Starting at the line with "x-tick-label: 60 <box>217 270 233 284</box>" and stopping after the line with "series-label: Emergence <box>354", reproduce these lines of the material with "Speed" changed to "Rate" and everything else left unchanged.

-- DATA PROVIDED start --

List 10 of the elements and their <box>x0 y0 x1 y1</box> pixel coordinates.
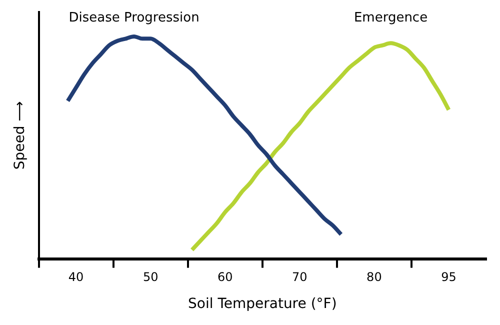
x-tick-label: 60 <box>217 270 233 284</box>
y-axis-title: Speed ⟶ <box>12 101 28 170</box>
series-label: Disease Progression <box>68 10 200 26</box>
series-label: Emergence <box>354 10 428 26</box>
x-axis-title: Soil Temperature (°F) <box>188 296 337 312</box>
x-tick-label: 95 <box>441 270 456 284</box>
x-tick-label: 50 <box>142 270 158 284</box>
x-tick-label: 40 <box>68 270 84 284</box>
x-tick-label: 80 <box>366 270 382 284</box>
x-tick-label: 70 <box>292 270 308 284</box>
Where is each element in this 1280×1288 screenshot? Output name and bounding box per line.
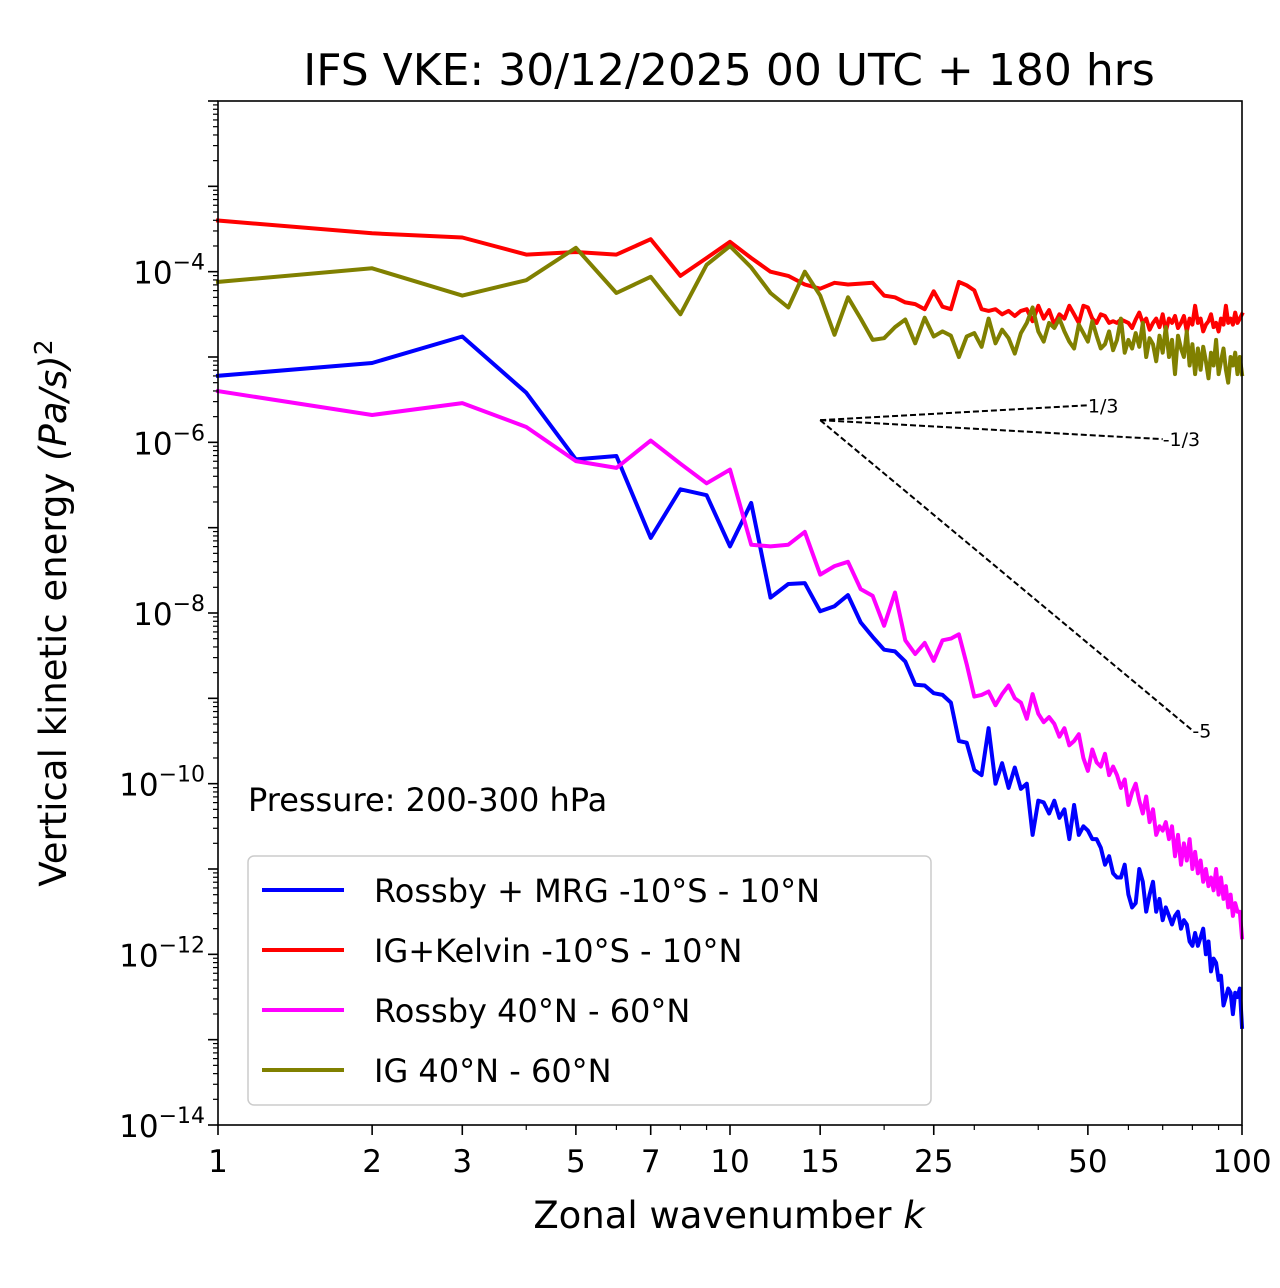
series-line-4 [215,244,1245,385]
x-axis-label: Zonal wavenumber k [533,1194,926,1237]
x-tick-label: 7 [641,1144,661,1180]
legend-label-2: IG+Kelvin -10°S - 10°N [374,932,742,970]
y-tick-label: 10−12 [119,933,205,974]
series-line-1 [215,334,1245,1030]
series-line-2 [215,218,1245,334]
legend-label-4: IG 40°N - 60°N [374,1052,612,1090]
reference-label-3: -5 [1192,720,1211,742]
x-tick-label: 25 [914,1144,953,1180]
reference-label-2: -1/3 [1163,429,1200,451]
pressure-annotation: Pressure: 200-300 hPa [248,781,607,819]
y-axis-label: Vertical kinetic energy (Pa/s)2 [29,339,75,886]
legend-label-3: Rossby 40°N - 60°N [374,992,690,1030]
legend: Rossby + MRG -10°S - 10°N IG+Kelvin -10°S… [247,855,932,1106]
x-tick-label: 10 [710,1144,749,1180]
y-tick-label: 10−10 [119,763,205,804]
x-axis-ticks: 1 2 3 5 7 10 15 25 50 100 [208,1125,1272,1180]
y-tick-label: 10−8 [133,592,205,633]
x-tick-label: 2 [362,1144,382,1180]
y-tick-label: 10−4 [133,251,205,292]
series-layer [215,218,1245,1030]
reference-line-2 [820,419,1163,441]
series-line-3 [215,388,1245,940]
chart-title: IFS VKE: 30/12/2025 00 UTC + 180 hrs [303,45,1155,96]
x-tick-label: 5 [566,1144,586,1180]
x-tick-label: 3 [452,1144,472,1180]
legend-box [247,855,932,1106]
x-tick-label: 15 [800,1144,839,1180]
reference-lines: 1/3 -1/3 -5 [819,395,1211,742]
y-axis-ticks: 10−14 10−12 10−10 10−8 10−6 10−4 [119,100,218,1145]
x-tick-label: 50 [1068,1144,1107,1180]
reference-label-1: 1/3 [1088,395,1119,417]
legend-label-1: Rossby + MRG -10°S - 10°N [374,872,820,910]
x-tick-label: 1 [208,1144,228,1180]
x-tick-label: 100 [1212,1144,1271,1180]
y-tick-label: 10−6 [133,421,205,462]
y-tick-label: 10−14 [119,1104,205,1145]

-- DATA PROVIDED end --

### RESULT OF THE TASK
x-tick-label: 60 <box>217 270 233 284</box>
y-axis-title: Rate ⟶ <box>12 101 28 170</box>
series-label: Disease Progression <box>68 10 200 26</box>
series-label: Emergence <box>354 10 428 26</box>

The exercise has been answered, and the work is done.